* _Data records_
- - - - -

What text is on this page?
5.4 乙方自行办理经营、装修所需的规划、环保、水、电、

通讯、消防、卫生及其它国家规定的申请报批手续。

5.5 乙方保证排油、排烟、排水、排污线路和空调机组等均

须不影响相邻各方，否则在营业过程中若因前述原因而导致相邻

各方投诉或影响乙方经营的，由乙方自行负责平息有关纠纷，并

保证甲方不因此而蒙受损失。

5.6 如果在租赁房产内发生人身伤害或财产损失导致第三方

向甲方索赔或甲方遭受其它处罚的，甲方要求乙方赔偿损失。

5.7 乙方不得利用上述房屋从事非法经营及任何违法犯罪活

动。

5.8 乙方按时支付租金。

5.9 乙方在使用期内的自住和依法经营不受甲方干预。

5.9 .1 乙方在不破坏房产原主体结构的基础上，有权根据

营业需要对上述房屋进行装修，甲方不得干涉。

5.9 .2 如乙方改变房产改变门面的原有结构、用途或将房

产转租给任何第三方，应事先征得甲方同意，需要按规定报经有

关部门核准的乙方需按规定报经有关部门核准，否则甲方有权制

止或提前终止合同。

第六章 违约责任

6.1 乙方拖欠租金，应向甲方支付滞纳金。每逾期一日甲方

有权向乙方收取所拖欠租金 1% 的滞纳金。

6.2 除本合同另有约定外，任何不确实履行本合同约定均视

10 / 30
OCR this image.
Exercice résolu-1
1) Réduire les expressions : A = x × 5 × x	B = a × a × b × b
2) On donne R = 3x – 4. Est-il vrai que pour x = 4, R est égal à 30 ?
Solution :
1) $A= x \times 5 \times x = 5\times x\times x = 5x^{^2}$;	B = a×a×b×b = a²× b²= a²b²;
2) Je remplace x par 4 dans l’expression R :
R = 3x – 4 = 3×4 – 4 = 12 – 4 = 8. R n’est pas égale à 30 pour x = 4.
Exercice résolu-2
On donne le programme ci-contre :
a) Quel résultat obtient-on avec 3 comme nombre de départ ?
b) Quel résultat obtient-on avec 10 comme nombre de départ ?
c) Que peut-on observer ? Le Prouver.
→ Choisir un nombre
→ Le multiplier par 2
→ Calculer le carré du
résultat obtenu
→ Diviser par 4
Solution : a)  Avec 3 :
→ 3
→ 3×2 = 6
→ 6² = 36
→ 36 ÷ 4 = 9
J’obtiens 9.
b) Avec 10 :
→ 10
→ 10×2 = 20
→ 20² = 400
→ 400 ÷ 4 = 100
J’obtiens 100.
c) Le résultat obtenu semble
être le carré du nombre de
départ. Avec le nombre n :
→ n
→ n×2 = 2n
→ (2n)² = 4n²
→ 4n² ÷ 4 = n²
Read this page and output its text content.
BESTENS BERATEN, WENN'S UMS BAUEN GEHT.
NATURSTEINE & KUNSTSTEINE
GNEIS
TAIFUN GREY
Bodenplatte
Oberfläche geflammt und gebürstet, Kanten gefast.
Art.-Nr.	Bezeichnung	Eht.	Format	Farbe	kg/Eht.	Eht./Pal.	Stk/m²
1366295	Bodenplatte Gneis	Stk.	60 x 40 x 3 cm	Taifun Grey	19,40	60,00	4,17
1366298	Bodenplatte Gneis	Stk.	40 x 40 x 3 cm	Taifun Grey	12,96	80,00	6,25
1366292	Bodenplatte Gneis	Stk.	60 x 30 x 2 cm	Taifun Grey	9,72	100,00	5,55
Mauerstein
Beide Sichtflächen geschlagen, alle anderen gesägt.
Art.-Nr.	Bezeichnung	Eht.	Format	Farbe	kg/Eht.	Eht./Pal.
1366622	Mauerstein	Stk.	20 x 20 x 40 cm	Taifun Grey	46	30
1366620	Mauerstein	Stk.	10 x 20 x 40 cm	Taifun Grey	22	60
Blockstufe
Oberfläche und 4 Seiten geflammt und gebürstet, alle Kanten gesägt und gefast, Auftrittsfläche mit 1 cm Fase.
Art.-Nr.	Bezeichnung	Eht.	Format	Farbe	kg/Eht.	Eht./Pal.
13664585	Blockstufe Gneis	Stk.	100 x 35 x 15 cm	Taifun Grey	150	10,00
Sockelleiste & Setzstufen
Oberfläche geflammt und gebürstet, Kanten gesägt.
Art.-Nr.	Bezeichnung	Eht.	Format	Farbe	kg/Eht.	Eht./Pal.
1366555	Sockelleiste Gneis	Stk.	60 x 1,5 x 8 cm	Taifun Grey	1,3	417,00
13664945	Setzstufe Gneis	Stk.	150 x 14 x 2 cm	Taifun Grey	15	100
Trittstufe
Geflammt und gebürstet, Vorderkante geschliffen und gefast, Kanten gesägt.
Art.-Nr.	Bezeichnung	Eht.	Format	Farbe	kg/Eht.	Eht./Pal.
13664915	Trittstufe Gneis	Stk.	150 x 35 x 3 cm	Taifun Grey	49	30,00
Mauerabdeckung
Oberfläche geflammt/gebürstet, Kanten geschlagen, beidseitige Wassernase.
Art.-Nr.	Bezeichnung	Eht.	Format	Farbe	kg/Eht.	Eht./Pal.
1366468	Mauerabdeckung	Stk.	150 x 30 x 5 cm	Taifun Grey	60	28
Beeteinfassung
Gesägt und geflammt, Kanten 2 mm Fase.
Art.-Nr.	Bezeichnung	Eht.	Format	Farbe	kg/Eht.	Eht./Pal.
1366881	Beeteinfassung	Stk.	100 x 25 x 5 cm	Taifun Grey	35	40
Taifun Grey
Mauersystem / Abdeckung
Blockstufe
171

- - - - -

* _Work to be completed_
Transcribe every entry exactly.

* _Output_
What text is on this page?
5.4 乙方自行办理经营、装修所需的规划、环保、水、电、

通讯、消防、卫生及其它国家规定的申请报批手续。

5.5 乙方保证排油、排烟、排水、排污线路和空调机组等均

须不影响相邻各方，否则在营业过程中若因前述原因而导致相邻

各方投诉或影响乙方经营的，由乙方自行负责平息有关纠纷，并

保证甲方不因此而蒙受损失。

5.6 如果在租赁房产内发生人身伤害或财产损失导致第三方

向甲方索赔或甲方遭受其它处罚的，甲方要求乙方赔偿损失。

5.7 乙方不得利用上述房屋从事非法经营及任何违法犯罪活

动。

5.8 乙方按时支付租金。

5.9 乙方在使用期内的自住和依法经营不受甲方干预。

5.9 .1 乙方在不破坏房产原主体结构的基础上，有权根据

营业需要对上述房屋进行装修，甲方不得干涉。

5.9 .2 如乙方改变房产改变门面的原有结构、用途或将房

产转租给任何第三方，应事先征得甲方同意，需要按规定报经有

关部门核准的乙方需按规定报经有关部门核准，否则甲方有权制

止或提前终止合同。

第六章 违约责任

6.1 乙方拖欠租金，应向甲方支付滞纳金。每逾期一日甲方

有权向乙方收取所拖欠租金 1% 的滞纳金。

6.2 除本合同另有约定外，任何不确实履行本合同约定均视

10 / 30
OCR this image.
Exercice résolu-1
1) Réduire les expressions : A = x × 5 × x	B = a × a × b × b
2) On donne R = 3x – 4. Est-il vrai que pour x = 4, R est égal à 30 ?
Solution :
1) $A= x \times 5 \times x = 5\times x\times x = 5x^{^2}$;	B = a×a×b×b = a²× b²= a²b²;
2) Je remplace x par 4 dans l’expression R :
R = 3x – 4 = 3×4 – 4 = 12 – 4 = 8. R n’est pas égale à 30 pour x = 4.
Exercice résolu-2
On donne le programme ci-contre :
a) Quel résultat obtient-on avec 3 comme nombre de départ ?
b) Quel résultat obtient-on avec 10 comme nombre de départ ?
c) Que peut-on observer ? Le Prouver.
→ Choisir un nombre
→ Le multiplier par 2
→ Calculer le carré du
résultat obtenu
→ Diviser par 4
Solution : a)  Avec 3 :
→ 3
→ 3×2 = 6
→ 6² = 36
→ 36 ÷ 4 = 9
J’obtiens 9.
b) Avec 10 :
→ 10
→ 10×2 = 20
→ 20² = 400
→ 400 ÷ 4 = 100
J’obtiens 100.
c) Le résultat obtenu semble
être le carré du nombre de
départ. Avec le nombre n :
→ n
→ n×2 = 2n
→ (2n)² = 4n²
→ 4n² ÷ 4 = n²
Read this page and output its text content.
BESTENS BERATEN, WENN'S UMS BAUEN GEHT.
NATURSTEINE & KUNSTSTEINE
GNEIS
TAIFUN GREY
Bodenplatte
Oberfläche geflammt und gebürstet, Kanten gefast.
Art.-Nr.	Bezeichnung	Eht.	Format	Farbe	kg/Eht.	Eht./Pal.	Stk/m²
1366295	Bodenplatte Gneis	Stk.	60 x 40 x 3 cm	Taifun Grey	19,40	60,00	4,17
1366298	Bodenplatte Gneis	Stk.	40 x 40 x 3 cm	Taifun Grey	12,96	80,00	6,25
1366292	Bodenplatte Gneis	Stk.	60 x 30 x 2 cm	Taifun Grey	9,72	100,00	5,55
Mauerstein
Beide Sichtflächen geschlagen, alle anderen gesägt.
Art.-Nr.	Bezeichnung	Eht.	Format	Farbe	kg/Eht.	Eht./Pal.
1366622	Mauerstein	Stk.	20 x 20 x 40 cm	Taifun Grey	46	30
1366620	Mauerstein	Stk.	10 x 20 x 40 cm	Taifun Grey	22	60
Blockstufe
Oberfläche und 4 Seiten geflammt und gebürstet, alle Kanten gesägt und gefast, Auftrittsfläche mit 1 cm Fase.
Art.-Nr.	Bezeichnung	Eht.	Format	Farbe	kg/Eht.	Eht./Pal.
13664585	Blockstufe Gneis	Stk.	100 x 35 x 15 cm	Taifun Grey	150	10,00
Sockelleiste & Setzstufen
Oberfläche geflammt und gebürstet, Kanten gesägt.
Art.-Nr.	Bezeichnung	Eht.	Format	Farbe	kg/Eht.	Eht./Pal.
1366555	Sockelleiste Gneis	Stk.	60 x 1,5 x 8 cm	Taifun Grey	1,3	417,00
13664945	Setzstufe Gneis	Stk.	150 x 14 x 2 cm	Taifun Grey	15	100
Trittstufe
Geflammt und gebürstet, Vorderkante geschliffen und gefast, Kanten gesägt.
Art.-Nr.	Bezeichnung	Eht.	Format	Farbe	kg/Eht.	Eht./Pal.
13664915	Trittstufe Gneis	Stk.	150 x 35 x 3 cm	Taifun Grey	49	30,00
Mauerabdeckung
Oberfläche geflammt/gebürstet, Kanten geschlagen, beidseitige Wassernase.
Art.-Nr.	Bezeichnung	Eht.	Format	Farbe	kg/Eht.	Eht./Pal.
1366468	Mauerabdeckung	Stk.	150 x 30 x 5 cm	Taifun Grey	60	28
Beeteinfassung
Gesägt und geflammt, Kanten 2 mm Fase.
Art.-Nr.	Bezeichnung	Eht.	Format	Farbe	kg/Eht.	Eht./Pal.
1366881	Beeteinfassung	Stk.	100 x 25 x 5 cm	Taifun Grey	35	40
Taifun Grey
Mauersystem / Abdeckung
Blockstufe
171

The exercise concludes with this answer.